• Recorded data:
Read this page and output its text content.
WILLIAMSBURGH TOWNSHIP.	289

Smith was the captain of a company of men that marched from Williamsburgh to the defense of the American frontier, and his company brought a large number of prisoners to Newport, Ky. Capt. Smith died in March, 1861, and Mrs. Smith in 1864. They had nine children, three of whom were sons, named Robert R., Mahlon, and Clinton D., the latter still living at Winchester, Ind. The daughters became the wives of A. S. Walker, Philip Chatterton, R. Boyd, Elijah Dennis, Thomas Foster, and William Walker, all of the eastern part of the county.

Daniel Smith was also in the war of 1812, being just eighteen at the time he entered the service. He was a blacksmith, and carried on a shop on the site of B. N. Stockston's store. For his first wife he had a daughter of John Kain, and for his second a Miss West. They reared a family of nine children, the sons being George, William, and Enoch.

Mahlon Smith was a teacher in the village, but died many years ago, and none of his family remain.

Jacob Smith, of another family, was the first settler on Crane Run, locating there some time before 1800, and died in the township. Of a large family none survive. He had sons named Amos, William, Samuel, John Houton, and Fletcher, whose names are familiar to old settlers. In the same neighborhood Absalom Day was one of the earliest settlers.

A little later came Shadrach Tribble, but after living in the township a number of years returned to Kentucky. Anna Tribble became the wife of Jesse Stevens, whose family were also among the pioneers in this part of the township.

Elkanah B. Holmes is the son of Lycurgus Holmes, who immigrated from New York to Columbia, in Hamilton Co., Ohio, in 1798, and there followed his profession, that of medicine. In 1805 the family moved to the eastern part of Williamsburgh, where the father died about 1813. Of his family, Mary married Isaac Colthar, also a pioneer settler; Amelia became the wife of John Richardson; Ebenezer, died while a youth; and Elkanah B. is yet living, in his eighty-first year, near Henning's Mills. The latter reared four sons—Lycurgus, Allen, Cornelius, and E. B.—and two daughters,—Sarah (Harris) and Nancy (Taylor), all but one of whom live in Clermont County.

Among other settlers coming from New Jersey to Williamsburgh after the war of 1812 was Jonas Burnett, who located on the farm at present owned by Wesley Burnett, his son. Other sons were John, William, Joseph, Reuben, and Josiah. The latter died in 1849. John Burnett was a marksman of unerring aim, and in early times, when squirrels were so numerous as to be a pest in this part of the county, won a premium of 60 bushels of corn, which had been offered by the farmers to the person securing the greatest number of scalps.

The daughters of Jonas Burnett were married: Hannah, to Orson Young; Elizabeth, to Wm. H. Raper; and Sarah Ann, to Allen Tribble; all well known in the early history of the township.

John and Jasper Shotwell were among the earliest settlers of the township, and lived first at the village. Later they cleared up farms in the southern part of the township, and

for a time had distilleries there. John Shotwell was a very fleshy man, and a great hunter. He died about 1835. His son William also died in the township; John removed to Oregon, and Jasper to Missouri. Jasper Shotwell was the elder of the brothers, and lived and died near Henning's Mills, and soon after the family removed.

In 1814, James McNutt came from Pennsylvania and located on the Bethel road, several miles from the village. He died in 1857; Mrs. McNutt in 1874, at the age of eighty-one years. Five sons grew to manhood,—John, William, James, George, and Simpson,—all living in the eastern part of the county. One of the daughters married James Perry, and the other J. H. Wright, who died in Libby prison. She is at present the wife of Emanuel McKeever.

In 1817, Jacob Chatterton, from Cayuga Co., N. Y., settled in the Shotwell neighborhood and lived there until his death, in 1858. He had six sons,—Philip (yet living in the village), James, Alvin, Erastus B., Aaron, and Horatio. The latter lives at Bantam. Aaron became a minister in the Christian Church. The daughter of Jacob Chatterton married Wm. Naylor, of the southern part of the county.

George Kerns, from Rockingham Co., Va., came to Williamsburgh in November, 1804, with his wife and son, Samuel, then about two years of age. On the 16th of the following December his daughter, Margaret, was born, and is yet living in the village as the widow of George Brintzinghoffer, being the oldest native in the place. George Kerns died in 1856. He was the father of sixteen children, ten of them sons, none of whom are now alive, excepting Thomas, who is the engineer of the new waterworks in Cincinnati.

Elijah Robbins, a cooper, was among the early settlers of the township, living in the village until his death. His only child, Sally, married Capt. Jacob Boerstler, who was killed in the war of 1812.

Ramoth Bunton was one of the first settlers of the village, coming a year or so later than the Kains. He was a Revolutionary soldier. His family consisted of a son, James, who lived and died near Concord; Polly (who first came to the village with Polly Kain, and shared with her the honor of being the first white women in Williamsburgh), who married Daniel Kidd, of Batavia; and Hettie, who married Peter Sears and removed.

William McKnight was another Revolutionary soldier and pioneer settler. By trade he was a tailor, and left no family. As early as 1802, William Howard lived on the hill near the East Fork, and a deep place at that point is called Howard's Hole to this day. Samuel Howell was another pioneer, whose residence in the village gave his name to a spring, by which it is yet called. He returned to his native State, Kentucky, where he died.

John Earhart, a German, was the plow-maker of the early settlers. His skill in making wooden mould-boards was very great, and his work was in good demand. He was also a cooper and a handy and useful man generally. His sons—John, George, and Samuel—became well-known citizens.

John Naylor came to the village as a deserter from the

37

• Given task: Extract all of the data above without altering anything.

• Expected answer:
Read this page and output its text content.
WILLIAMSBURGH TOWNSHIP.	289

Smith was the captain of a company of men that marched from Williamsburgh to the defense of the American frontier, and his company brought a large number of prisoners to Newport, Ky. Capt. Smith died in March, 1861, and Mrs. Smith in 1864. They had nine children, three of whom were sons, named Robert R., Mahlon, and Clinton D., the latter still living at Winchester, Ind. The daughters became the wives of A. S. Walker, Philip Chatterton, R. Boyd, Elijah Dennis, Thomas Foster, and William Walker, all of the eastern part of the county.

Daniel Smith was also in the war of 1812, being just eighteen at the time he entered the service. He was a blacksmith, and carried on a shop on the site of B. N. Stockston's store. For his first wife he had a daughter of John Kain, and for his second a Miss West. They reared a family of nine children, the sons being George, William, and Enoch.

Mahlon Smith was a teacher in the village, but died many years ago, and none of his family remain.

Jacob Smith, of another family, was the first settler on Crane Run, locating there some time before 1800, and died in the township. Of a large family none survive. He had sons named Amos, William, Samuel, John Houton, and Fletcher, whose names are familiar to old settlers. In the same neighborhood Absalom Day was one of the earliest settlers.

A little later came Shadrach Tribble, but after living in the township a number of years returned to Kentucky. Anna Tribble became the wife of Jesse Stevens, whose family were also among the pioneers in this part of the township.

Elkanah B. Holmes is the son of Lycurgus Holmes, who immigrated from New York to Columbia, in Hamilton Co., Ohio, in 1798, and there followed his profession, that of medicine. In 1805 the family moved to the eastern part of Williamsburgh, where the father died about 1813. Of his family, Mary married Isaac Colthar, also a pioneer settler; Amelia became the wife of John Richardson; Ebenezer, died while a youth; and Elkanah B. is yet living, in his eighty-first year, near Henning's Mills. The latter reared four sons—Lycurgus, Allen, Cornelius, and E. B.—and two daughters,—Sarah (Harris) and Nancy (Taylor), all but one of whom live in Clermont County.

Among other settlers coming from New Jersey to Williamsburgh after the war of 1812 was Jonas Burnett, who located on the farm at present owned by Wesley Burnett, his son. Other sons were John, William, Joseph, Reuben, and Josiah. The latter died in 1849. John Burnett was a marksman of unerring aim, and in early times, when squirrels were so numerous as to be a pest in this part of the county, won a premium of 60 bushels of corn, which had been offered by the farmers to the person securing the greatest number of scalps.

The daughters of Jonas Burnett were married: Hannah, to Orson Young; Elizabeth, to Wm. H. Raper; and Sarah Ann, to Allen Tribble; all well known in the early history of the township.

John and Jasper Shotwell were among the earliest settlers of the township, and lived first at the village. Later they cleared up farms in the southern part of the township, and

for a time had distilleries there. John Shotwell was a very fleshy man, and a great hunter. He died about 1835. His son William also died in the township; John removed to Oregon, and Jasper to Missouri. Jasper Shotwell was the elder of the brothers, and lived and died near Henning's Mills, and soon after the family removed.

In 1814, James McNutt came from Pennsylvania and located on the Bethel road, several miles from the village. He died in 1857; Mrs. McNutt in 1874, at the age of eighty-one years. Five sons grew to manhood,—John, William, James, George, and Simpson,—all living in the eastern part of the county. One of the daughters married James Perry, and the other J. H. Wright, who died in Libby prison. She is at present the wife of Emanuel McKeever.

In 1817, Jacob Chatterton, from Cayuga Co., N. Y., settled in the Shotwell neighborhood and lived there until his death, in 1858. He had six sons,—Philip (yet living in the village), James, Alvin, Erastus B., Aaron, and Horatio. The latter lives at Bantam. Aaron became a minister in the Christian Church. The daughter of Jacob Chatterton married Wm. Naylor, of the southern part of the county.

George Kerns, from Rockingham Co., Va., came to Williamsburgh in November, 1804, with his wife and son, Samuel, then about two years of age. On the 16th of the following December his daughter, Margaret, was born, and is yet living in the village as the widow of George Brintzinghoffer, being the oldest native in the place. George Kerns died in 1856. He was the father of sixteen children, ten of them sons, none of whom are now alive, excepting Thomas, who is the engineer of the new waterworks in Cincinnati.

Elijah Robbins, a cooper, was among the early settlers of the township, living in the village until his death. His only child, Sally, married Capt. Jacob Boerstler, who was killed in the war of 1812.

Ramoth Bunton was one of the first settlers of the village, coming a year or so later than the Kains. He was a Revolutionary soldier. His family consisted of a son, James, who lived and died near Concord; Polly (who first came to the village with Polly Kain, and shared with her the honor of being the first white women in Williamsburgh), who married Daniel Kidd, of Batavia; and Hettie, who married Peter Sears and removed.

William McKnight was another Revolutionary soldier and pioneer settler. By trade he was a tailor, and left no family. As early as 1802, William Howard lived on the hill near the East Fork, and a deep place at that point is called Howard's Hole to this day. Samuel Howell was another pioneer, whose residence in the village gave his name to a spring, by which it is yet called. He returned to his native State, Kentucky, where he died.

John Earhart, a German, was the plow-maker of the early settlers. His skill in making wooden mould-boards was very great, and his work was in good demand. He was also a cooper and a handy and useful man generally. His sons—John, George, and Samuel—became well-known citizens.

John Naylor came to the village as a deserter from the

37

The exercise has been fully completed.